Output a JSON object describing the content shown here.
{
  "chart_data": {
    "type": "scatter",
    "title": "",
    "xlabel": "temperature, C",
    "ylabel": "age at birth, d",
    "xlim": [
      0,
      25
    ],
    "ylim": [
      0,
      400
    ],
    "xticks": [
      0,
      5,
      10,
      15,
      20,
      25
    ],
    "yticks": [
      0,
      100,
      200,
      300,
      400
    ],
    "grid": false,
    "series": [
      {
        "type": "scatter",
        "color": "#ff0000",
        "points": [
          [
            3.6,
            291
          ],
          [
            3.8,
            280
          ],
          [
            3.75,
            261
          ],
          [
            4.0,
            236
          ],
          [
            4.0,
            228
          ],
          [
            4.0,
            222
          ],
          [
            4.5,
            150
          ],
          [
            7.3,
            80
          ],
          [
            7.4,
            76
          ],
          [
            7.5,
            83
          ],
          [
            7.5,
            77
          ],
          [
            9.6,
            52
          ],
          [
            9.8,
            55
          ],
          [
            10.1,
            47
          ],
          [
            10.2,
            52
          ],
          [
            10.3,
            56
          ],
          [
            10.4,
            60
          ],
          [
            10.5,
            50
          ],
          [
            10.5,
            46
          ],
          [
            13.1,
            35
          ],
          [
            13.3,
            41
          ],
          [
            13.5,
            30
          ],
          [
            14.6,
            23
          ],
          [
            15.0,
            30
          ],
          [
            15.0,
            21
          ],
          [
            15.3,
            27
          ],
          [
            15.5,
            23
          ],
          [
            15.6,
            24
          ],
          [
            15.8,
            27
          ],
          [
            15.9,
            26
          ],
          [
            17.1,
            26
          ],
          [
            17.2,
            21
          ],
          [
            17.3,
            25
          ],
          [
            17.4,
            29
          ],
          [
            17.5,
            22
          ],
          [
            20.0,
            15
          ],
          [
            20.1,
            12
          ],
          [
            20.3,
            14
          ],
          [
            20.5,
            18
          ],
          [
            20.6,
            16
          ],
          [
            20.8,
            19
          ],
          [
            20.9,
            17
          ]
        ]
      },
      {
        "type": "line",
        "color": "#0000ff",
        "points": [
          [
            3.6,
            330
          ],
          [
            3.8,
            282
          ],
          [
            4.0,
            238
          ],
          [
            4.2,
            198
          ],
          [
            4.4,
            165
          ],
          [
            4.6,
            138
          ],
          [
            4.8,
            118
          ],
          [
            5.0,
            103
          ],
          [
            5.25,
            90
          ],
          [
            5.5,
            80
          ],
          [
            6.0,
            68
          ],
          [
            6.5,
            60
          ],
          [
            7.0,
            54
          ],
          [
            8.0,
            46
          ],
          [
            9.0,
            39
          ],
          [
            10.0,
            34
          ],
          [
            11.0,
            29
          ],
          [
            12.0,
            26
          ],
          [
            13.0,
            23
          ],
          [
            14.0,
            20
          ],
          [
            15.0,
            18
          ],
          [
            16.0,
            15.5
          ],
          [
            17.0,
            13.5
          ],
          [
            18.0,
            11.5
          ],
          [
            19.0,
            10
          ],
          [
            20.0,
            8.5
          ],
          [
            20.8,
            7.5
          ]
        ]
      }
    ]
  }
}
^^^^^^^^^^^^^^^^
▶ DO THIS
Copy the entries above exactly, leaving none out.

▶ OUTPUT FOR THIS TASK
Output a JSON object describing the content shown here.
{
  "chart_data": {
    "type": "scatter",
    "title": "",
    "xlabel": "temperature, C",
    "ylabel": "age at birth, d",
    "xlim": [
      0,
      25
    ],
    "ylim": [
      0,
      400
    ],
    "xticks": [
      0,
      5,
      10,
      15,
      20,
      25
    ],
    "yticks": [
      0,
      100,
      200,
      300,
      400
    ],
    "grid": false,
    "series": [
      {
        "type": "scatter",
        "color": "#ff0000",
        "points": [
          [
            3.6,
            291
          ],
          [
            3.8,
            280
          ],
          [
            3.75,
            261
          ],
          [
            4.0,
            236
          ],
          [
            4.0,
            228
          ],
          [
            4.0,
            222
          ],
          [
            4.5,
            150
          ],
          [
            7.3,
            80
          ],
          [
            7.4,
            76
          ],
          [
            7.5,
            83
          ],
          [
            7.5,
            77
          ],
          [
            9.6,
            52
          ],
          [
            9.8,
            55
          ],
          [
            10.1,
            47
          ],
          [
            10.2,
            52
          ],
          [
            10.3,
            56
          ],
          [
            10.4,
            60
          ],
          [
            10.5,
            50
          ],
          [
            10.5,
            46
          ],
          [
            13.1,
            35
          ],
          [
            13.3,
            41
          ],
          [
            13.5,
            30
          ],
          [
            14.6,
            23
          ],
          [
            15.0,
            30
          ],
          [
            15.0,
            21
          ],
          [
            15.3,
            27
          ],
          [
            15.5,
            23
          ],
          [
            15.6,
            24
          ],
          [
            15.8,
            27
          ],
          [
            15.9,
            26
          ],
          [
            17.1,
            26
          ],
          [
            17.2,
            21
          ],
          [
            17.3,
            25
          ],
          [
            17.4,
            29
          ],
          [
            17.5,
            22
          ],
          [
            20.0,
            15
          ],
          [
            20.1,
            12
          ],
          [
            20.3,
            14
          ],
          [
            20.5,
            18
          ],
          [
            20.6,
            16
          ],
          [
            20.8,
            19
          ],
          [
            20.9,
            17
          ]
        ]
      },
      {
        "type": "line",
        "color": "#0000ff",
        "points": [
          [
            3.6,
            330
          ],
          [
            3.8,
            282
          ],
          [
            4.0,
            238
          ],
          [
            4.2,
            198
          ],
          [
            4.4,
            165
          ],
          [
            4.6,
            138
          ],
          [
            4.8,
            118
          ],
          [
            5.0,
            103
          ],
          [
            5.25,
            90
          ],
          [
            5.5,
            80
          ],
          [
            6.0,
            68
          ],
          [
            6.5,
            60
          ],
          [
            7.0,
            54
          ],
          [
            8.0,
            46
          ],
          [
            9.0,
            39
          ],
          [
            10.0,
            34
          ],
          [
            11.0,
            29
          ],
          [
            12.0,
            26
          ],
          [
            13.0,
            23
          ],
          [
            14.0,
            20
          ],
          [
            15.0,
            18
          ],
          [
            16.0,
            15.5
          ],
          [
            17.0,
            13.5
          ],
          [
            18.0,
            11.5
          ],
          [
            19.0,
            10
          ],
          [
            20.0,
            8.5
          ],
          [
            20.8,
            7.5
          ]
        ]
      }
    ]
  }
}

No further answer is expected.